> _Exercise details_:
Please convert the part of the listing that opens with the line containing "y-tick-label: 0.25 bbox=[10, 139, 41, 156]" and closes with the line containing "x-tick-label: 0.0 bbox=[480, 719, 502, 736]" into a Markdown table with the columns "Row" and "Line", leaving out any blank lines.

Element location data:
>> start

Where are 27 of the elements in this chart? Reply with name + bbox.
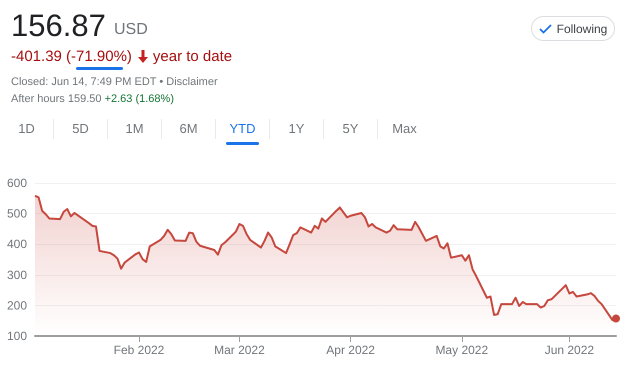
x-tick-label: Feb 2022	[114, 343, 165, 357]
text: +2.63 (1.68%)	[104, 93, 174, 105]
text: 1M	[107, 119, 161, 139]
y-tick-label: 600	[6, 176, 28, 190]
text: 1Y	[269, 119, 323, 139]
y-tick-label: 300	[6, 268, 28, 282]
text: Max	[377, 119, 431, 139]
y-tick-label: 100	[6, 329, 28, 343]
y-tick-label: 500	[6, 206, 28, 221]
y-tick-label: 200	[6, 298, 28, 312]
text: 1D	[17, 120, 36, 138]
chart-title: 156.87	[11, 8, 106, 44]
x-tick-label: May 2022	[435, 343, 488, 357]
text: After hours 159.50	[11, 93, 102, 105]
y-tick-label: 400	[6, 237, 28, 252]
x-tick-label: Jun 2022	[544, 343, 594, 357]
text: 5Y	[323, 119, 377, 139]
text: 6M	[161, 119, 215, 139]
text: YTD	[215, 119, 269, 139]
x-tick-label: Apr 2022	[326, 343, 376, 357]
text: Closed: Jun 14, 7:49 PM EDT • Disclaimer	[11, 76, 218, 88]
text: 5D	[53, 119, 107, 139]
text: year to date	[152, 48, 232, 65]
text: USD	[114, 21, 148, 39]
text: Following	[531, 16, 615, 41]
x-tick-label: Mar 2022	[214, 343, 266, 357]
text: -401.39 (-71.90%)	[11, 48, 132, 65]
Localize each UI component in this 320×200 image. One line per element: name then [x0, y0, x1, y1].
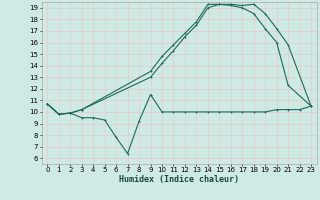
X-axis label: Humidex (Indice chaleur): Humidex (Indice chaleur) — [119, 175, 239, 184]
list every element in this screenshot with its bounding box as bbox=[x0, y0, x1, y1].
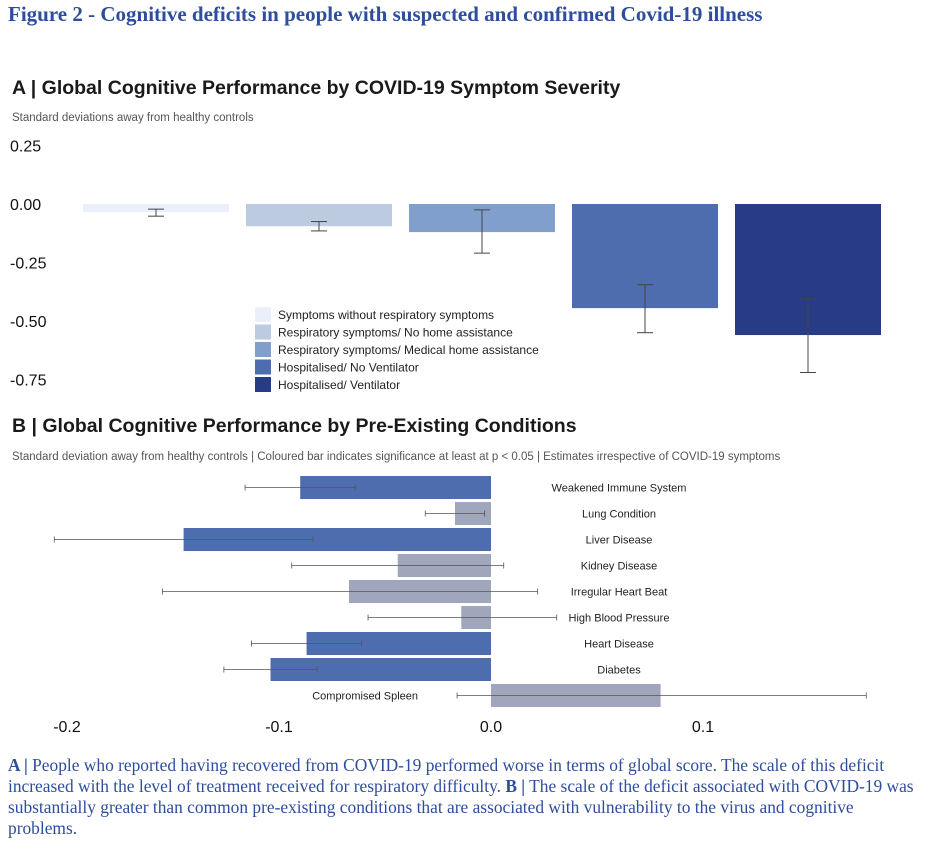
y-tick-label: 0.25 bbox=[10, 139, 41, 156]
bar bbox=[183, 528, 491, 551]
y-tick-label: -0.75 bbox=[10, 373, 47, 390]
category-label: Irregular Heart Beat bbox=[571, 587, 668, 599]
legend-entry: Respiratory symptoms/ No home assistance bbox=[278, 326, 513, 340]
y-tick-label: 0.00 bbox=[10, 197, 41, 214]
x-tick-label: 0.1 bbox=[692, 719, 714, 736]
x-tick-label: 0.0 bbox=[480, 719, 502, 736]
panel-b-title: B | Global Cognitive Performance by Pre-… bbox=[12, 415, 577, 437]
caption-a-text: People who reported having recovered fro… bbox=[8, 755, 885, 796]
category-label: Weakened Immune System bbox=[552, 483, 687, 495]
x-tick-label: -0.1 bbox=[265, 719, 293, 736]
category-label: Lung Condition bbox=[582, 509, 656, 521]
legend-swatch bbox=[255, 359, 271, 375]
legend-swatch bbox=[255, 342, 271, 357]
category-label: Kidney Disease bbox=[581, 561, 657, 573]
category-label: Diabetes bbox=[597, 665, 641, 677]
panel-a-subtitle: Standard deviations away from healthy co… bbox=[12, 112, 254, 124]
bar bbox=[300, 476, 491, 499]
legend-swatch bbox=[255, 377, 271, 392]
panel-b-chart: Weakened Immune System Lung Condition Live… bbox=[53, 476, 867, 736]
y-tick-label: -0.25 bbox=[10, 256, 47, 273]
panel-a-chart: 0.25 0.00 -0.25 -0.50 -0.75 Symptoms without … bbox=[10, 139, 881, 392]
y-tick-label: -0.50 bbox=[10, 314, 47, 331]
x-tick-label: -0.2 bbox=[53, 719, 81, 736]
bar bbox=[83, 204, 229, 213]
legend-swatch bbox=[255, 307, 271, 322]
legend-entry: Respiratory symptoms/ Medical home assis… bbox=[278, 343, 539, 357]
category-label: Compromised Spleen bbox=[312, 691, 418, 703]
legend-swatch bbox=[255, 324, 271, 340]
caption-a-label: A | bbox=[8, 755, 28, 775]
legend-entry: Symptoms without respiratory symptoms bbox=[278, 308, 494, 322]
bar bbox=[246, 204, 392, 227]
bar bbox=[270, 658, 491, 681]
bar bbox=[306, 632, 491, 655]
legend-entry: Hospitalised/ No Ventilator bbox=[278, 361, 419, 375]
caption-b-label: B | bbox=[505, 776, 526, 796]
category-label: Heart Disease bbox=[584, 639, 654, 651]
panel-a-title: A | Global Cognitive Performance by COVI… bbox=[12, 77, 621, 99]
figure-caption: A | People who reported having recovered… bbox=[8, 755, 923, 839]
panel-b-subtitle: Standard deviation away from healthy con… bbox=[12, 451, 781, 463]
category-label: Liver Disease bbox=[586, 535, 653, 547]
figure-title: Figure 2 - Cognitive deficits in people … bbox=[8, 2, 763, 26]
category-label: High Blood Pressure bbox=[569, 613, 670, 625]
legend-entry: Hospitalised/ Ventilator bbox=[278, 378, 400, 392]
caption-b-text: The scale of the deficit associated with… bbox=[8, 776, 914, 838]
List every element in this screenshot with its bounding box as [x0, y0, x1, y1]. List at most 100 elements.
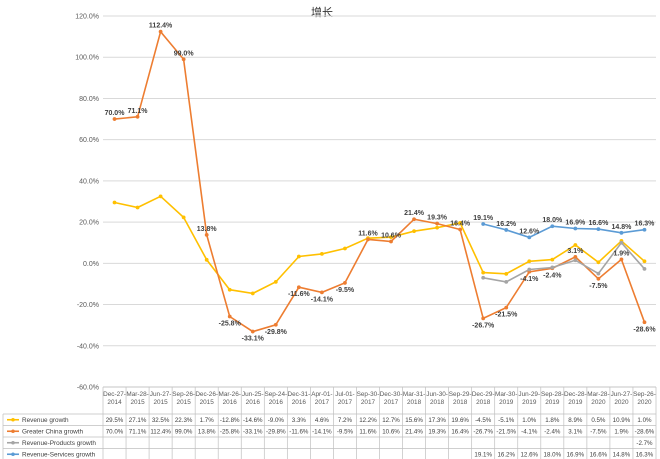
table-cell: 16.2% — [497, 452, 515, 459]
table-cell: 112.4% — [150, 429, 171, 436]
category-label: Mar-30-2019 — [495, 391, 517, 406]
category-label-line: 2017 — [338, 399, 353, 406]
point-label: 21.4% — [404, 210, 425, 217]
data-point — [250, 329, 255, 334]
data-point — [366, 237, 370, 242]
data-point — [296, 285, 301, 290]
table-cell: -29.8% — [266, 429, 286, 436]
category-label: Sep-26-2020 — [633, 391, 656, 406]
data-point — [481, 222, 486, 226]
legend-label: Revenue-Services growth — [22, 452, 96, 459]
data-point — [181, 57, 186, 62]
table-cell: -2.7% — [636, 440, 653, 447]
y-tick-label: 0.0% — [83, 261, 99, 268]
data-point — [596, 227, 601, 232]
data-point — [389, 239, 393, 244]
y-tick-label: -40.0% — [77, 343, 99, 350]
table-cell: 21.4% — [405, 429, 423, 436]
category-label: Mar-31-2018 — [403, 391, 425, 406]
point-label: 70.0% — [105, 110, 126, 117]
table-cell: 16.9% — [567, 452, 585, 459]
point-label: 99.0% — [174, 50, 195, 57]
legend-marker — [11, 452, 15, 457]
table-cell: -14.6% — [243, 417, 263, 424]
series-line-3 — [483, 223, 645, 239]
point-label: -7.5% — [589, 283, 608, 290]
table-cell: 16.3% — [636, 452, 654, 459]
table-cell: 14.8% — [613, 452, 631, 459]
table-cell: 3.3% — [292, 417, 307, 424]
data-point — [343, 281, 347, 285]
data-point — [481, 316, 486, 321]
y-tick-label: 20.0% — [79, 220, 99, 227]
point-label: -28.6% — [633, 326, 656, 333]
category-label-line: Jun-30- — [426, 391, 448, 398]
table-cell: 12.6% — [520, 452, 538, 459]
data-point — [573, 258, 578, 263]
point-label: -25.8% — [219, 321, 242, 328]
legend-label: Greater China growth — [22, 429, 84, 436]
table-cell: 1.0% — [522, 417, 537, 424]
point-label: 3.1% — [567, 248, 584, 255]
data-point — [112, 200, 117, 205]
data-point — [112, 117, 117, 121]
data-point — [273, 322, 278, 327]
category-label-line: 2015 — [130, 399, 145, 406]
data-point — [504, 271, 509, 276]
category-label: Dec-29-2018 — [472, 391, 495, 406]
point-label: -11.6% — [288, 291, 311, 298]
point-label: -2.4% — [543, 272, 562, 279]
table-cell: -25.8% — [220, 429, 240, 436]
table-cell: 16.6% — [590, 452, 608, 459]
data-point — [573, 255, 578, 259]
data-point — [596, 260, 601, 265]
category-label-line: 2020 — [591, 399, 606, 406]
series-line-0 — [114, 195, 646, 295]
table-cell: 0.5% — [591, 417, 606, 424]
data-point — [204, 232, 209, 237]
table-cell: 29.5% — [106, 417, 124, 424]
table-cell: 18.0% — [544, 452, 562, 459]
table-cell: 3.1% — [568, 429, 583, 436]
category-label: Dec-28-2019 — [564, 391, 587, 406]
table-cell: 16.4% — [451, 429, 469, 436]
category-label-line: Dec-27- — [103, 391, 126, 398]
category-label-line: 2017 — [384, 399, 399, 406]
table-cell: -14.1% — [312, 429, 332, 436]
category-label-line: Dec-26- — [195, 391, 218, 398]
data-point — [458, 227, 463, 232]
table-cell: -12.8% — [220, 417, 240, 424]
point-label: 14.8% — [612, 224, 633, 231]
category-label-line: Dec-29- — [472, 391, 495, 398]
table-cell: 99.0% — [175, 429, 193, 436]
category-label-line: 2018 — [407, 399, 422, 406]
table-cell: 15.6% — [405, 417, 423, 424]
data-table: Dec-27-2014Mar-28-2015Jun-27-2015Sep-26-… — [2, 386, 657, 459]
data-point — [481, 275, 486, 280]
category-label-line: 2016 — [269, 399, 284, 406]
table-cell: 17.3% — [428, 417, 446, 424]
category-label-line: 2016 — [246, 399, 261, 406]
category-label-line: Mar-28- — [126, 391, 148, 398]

>> end

> _Response_:
| Row | Line |
|---|---|
| 1 | y-tick-label: 0.25 bbox=[10, 139, 41, 156] |
| 2 | bar bbox=[183, 528, 491, 551] |
| 3 | y-tick-label: -0.75 bbox=[10, 373, 47, 390] |
| 4 | category-label: Irregular Heart Beat bbox=[571, 587, 668, 599] |
| 5 | legend-entry: Respiratory symptoms/ No home assistance bbox=[278, 326, 513, 340] |
| 6 | y-tick-label: 0.00 bbox=[10, 197, 41, 214] |
| 7 | x-tick-label: 0.1 bbox=[692, 719, 714, 736] |
| 8 | x-tick-label: 0.0 bbox=[480, 719, 502, 736] |